Collection entries —
====
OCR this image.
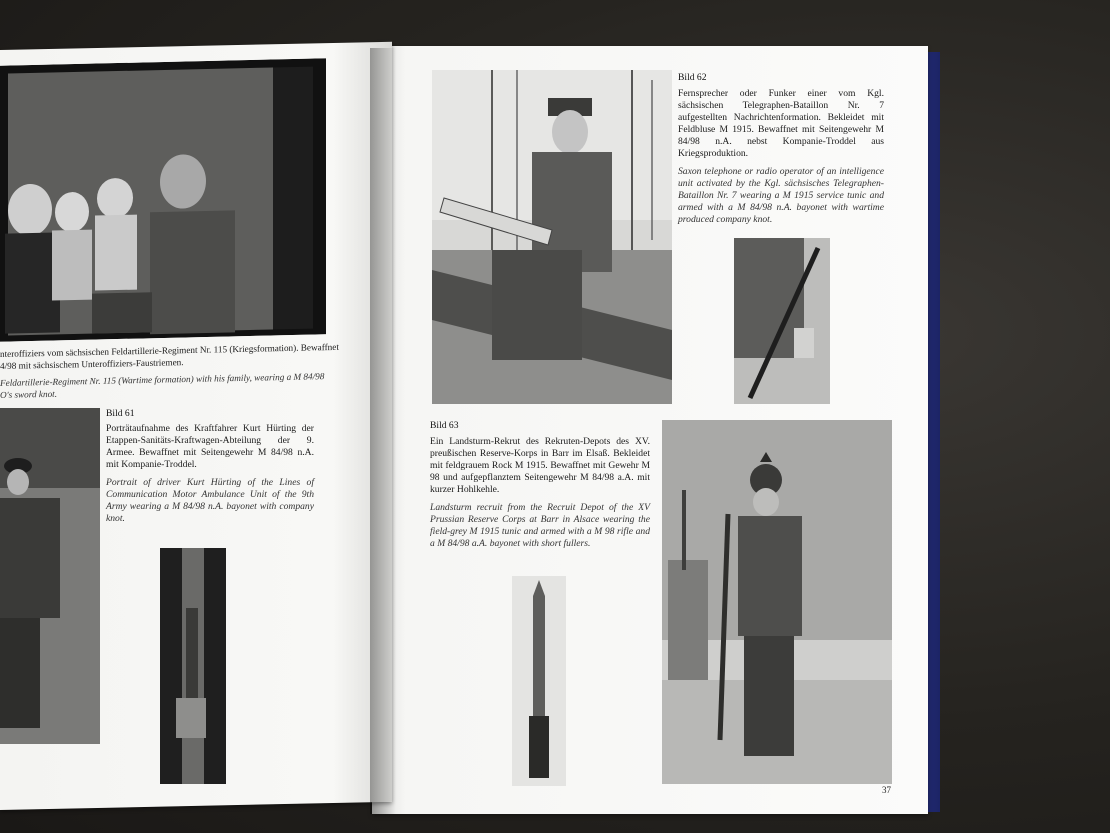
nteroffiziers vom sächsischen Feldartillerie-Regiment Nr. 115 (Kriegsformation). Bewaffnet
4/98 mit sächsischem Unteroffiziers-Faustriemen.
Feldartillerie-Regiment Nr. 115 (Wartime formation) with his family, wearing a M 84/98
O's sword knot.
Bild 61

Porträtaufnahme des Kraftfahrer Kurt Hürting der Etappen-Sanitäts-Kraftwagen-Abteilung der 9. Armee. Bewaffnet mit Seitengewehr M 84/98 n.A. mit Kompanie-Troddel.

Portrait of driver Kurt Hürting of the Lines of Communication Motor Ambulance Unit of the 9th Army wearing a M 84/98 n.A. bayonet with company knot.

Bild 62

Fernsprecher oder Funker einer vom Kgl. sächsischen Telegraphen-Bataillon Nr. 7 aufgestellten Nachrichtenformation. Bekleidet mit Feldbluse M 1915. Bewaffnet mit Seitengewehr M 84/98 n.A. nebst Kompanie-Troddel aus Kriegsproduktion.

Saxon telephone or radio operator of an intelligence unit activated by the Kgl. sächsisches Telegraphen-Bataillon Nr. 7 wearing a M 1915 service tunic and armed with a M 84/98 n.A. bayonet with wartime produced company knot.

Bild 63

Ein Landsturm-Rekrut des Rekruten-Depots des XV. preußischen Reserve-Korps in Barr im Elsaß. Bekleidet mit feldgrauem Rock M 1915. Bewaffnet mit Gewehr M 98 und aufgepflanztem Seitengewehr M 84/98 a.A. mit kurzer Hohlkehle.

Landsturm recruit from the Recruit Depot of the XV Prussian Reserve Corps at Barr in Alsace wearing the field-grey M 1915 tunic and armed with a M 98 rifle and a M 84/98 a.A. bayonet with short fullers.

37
====
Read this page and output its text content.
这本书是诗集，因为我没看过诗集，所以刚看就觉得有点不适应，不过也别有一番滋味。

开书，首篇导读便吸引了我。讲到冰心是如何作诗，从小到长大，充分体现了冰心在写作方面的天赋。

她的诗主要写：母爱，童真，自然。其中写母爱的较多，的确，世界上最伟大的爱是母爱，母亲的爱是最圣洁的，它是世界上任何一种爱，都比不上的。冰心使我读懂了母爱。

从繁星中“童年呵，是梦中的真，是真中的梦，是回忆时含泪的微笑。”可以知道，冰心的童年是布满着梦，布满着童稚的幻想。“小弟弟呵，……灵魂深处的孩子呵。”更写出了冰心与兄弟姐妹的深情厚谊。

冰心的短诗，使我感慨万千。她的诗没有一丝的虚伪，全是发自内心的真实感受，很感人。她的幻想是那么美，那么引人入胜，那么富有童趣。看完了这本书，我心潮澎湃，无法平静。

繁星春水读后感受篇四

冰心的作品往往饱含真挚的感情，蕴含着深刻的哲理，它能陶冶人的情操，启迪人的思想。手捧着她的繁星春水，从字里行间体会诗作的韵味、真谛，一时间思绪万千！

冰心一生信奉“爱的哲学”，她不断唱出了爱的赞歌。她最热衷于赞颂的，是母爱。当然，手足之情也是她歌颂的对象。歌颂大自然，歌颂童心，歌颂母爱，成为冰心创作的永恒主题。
====
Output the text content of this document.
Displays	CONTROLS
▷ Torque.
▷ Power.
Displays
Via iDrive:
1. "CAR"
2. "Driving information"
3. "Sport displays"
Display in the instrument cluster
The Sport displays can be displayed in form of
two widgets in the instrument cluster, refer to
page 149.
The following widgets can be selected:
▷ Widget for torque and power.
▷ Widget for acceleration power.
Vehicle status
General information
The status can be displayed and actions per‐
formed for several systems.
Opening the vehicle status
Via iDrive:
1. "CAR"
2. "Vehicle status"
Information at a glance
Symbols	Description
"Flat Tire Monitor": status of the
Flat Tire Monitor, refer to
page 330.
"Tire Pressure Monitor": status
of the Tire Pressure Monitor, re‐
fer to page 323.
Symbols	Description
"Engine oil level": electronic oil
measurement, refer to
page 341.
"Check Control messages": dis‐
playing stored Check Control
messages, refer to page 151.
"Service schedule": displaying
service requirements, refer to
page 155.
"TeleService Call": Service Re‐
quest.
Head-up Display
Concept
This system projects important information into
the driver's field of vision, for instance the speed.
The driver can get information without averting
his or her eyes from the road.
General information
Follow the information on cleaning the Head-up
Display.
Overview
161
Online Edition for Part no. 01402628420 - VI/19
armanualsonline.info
====
Stated exercise — Give the number of lines in the entries above that include the string "content". No other output is expected.

Worked solution — 2